* START ENTRIES *

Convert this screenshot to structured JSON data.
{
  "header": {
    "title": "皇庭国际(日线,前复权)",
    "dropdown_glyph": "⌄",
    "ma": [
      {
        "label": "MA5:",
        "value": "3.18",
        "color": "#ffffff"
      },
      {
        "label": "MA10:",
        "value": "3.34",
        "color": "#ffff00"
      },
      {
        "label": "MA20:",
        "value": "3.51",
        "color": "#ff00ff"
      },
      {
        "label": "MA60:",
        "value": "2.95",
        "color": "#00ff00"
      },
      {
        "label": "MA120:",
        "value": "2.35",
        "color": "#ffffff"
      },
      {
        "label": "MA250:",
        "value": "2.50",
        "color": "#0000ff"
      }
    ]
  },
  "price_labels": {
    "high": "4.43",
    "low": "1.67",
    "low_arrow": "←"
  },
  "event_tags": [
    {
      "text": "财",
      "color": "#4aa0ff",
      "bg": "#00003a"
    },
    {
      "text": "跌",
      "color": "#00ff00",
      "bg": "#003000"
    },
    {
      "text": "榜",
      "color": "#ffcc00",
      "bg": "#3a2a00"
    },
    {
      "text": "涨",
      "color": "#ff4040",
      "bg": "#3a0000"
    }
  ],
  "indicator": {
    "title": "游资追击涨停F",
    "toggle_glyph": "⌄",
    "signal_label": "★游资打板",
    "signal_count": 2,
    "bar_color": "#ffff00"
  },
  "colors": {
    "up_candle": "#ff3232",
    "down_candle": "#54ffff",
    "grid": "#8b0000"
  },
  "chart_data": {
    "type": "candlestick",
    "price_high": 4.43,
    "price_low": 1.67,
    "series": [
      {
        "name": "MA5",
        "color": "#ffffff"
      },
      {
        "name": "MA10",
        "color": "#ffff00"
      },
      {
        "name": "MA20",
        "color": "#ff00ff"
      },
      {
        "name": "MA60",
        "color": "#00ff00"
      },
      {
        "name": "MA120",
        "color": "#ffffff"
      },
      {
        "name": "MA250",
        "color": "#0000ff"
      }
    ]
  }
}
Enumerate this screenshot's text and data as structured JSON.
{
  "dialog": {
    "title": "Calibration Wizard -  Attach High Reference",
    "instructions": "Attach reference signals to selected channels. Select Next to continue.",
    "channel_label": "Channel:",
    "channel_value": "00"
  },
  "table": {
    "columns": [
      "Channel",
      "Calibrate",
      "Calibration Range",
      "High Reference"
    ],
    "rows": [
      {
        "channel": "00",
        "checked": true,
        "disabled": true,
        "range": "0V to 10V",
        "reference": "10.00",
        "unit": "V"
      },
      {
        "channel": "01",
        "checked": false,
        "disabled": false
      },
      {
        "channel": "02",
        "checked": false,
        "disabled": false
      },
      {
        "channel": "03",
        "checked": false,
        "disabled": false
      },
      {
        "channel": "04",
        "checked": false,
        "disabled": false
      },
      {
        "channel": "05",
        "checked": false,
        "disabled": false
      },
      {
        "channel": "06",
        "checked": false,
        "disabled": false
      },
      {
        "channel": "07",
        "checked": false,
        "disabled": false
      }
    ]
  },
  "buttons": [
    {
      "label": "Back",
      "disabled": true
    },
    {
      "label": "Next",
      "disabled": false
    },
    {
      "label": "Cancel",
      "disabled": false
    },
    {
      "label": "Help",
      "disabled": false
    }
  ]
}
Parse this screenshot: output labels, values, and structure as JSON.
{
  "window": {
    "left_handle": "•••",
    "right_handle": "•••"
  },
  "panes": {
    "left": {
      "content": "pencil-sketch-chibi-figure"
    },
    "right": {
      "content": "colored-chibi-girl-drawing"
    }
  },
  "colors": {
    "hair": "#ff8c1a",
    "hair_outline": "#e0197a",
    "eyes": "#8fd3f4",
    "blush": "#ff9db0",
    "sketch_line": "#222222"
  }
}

* END ENTRIES *

THE REQUEST:
Return the whole listing exactly.

IN RESPONSE:
Convert this screenshot to structured JSON data.
{
  "header": {
    "title": "皇庭国际(日线,前复权)",
    "dropdown_glyph": "⌄",
    "ma": [
      {
        "label": "MA5:",
        "value": "3.18",
        "color": "#ffffff"
      },
      {
        "label": "MA10:",
        "value": "3.34",
        "color": "#ffff00"
      },
      {
        "label": "MA20:",
        "value": "3.51",
        "color": "#ff00ff"
      },
      {
        "label": "MA60:",
        "value": "2.95",
        "color": "#00ff00"
      },
      {
        "label": "MA120:",
        "value": "2.35",
        "color": "#ffffff"
      },
      {
        "label": "MA250:",
        "value": "2.50",
        "color": "#0000ff"
      }
    ]
  },
  "price_labels": {
    "high": "4.43",
    "low": "1.67",
    "low_arrow": "←"
  },
  "event_tags": [
    {
      "text": "财",
      "color": "#4aa0ff",
      "bg": "#00003a"
    },
    {
      "text": "跌",
      "color": "#00ff00",
      "bg": "#003000"
    },
    {
      "text": "榜",
      "color": "#ffcc00",
      "bg": "#3a2a00"
    },
    {
      "text": "涨",
      "color": "#ff4040",
      "bg": "#3a0000"
    }
  ],
  "indicator": {
    "title": "游资追击涨停F",
    "toggle_glyph": "⌄",
    "signal_label": "★游资打板",
    "signal_count": 2,
    "bar_color": "#ffff00"
  },
  "colors": {
    "up_candle": "#ff3232",
    "down_candle": "#54ffff",
    "grid": "#8b0000"
  },
  "chart_data": {
    "type": "candlestick",
    "price_high": 4.43,
    "price_low": 1.67,
    "series": [
      {
        "name": "MA5",
        "color": "#ffffff"
      },
      {
        "name": "MA10",
        "color": "#ffff00"
      },
      {
        "name": "MA20",
        "color": "#ff00ff"
      },
      {
        "name": "MA60",
        "color": "#00ff00"
      },
      {
        "name": "MA120",
        "color": "#ffffff"
      },
      {
        "name": "MA250",
        "color": "#0000ff"
      }
    ]
  }
}
Enumerate this screenshot's text and data as structured JSON.
{
  "dialog": {
    "title": "Calibration Wizard -  Attach High Reference",
    "instructions": "Attach reference signals to selected channels. Select Next to continue.",
    "channel_label": "Channel:",
    "channel_value": "00"
  },
  "table": {
    "columns": [
      "Channel",
      "Calibrate",
      "Calibration Range",
      "High Reference"
    ],
    "rows": [
      {
        "channel": "00",
        "checked": true,
        "disabled": true,
        "range": "0V to 10V",
        "reference": "10.00",
        "unit": "V"
      },
      {
        "channel": "01",
        "checked": false,
        "disabled": false
      },
      {
        "channel": "02",
        "checked": false,
        "disabled": false
      },
      {
        "channel": "03",
        "checked": false,
        "disabled": false
      },
      {
        "channel": "04",
        "checked": false,
        "disabled": false
      },
      {
        "channel": "05",
        "checked": false,
        "disabled": false
      },
      {
        "channel": "06",
        "checked": false,
        "disabled": false
      },
      {
        "channel": "07",
        "checked": false,
        "disabled": false
      }
    ]
  },
  "buttons": [
    {
      "label": "Back",
      "disabled": true
    },
    {
      "label": "Next",
      "disabled": false
    },
    {
      "label": "Cancel",
      "disabled": false
    },
    {
      "label": "Help",
      "disabled": false
    }
  ]
}
Parse this screenshot: output labels, values, and structure as JSON.
{
  "window": {
    "left_handle": "•••",
    "right_handle": "•••"
  },
  "panes": {
    "left": {
      "content": "pencil-sketch-chibi-figure"
    },
    "right": {
      "content": "colored-chibi-girl-drawing"
    }
  },
  "colors": {
    "hair": "#ff8c1a",
    "hair_outline": "#e0197a",
    "eyes": "#8fd3f4",
    "blush": "#ff9db0",
    "sketch_line": "#222222"
  }
}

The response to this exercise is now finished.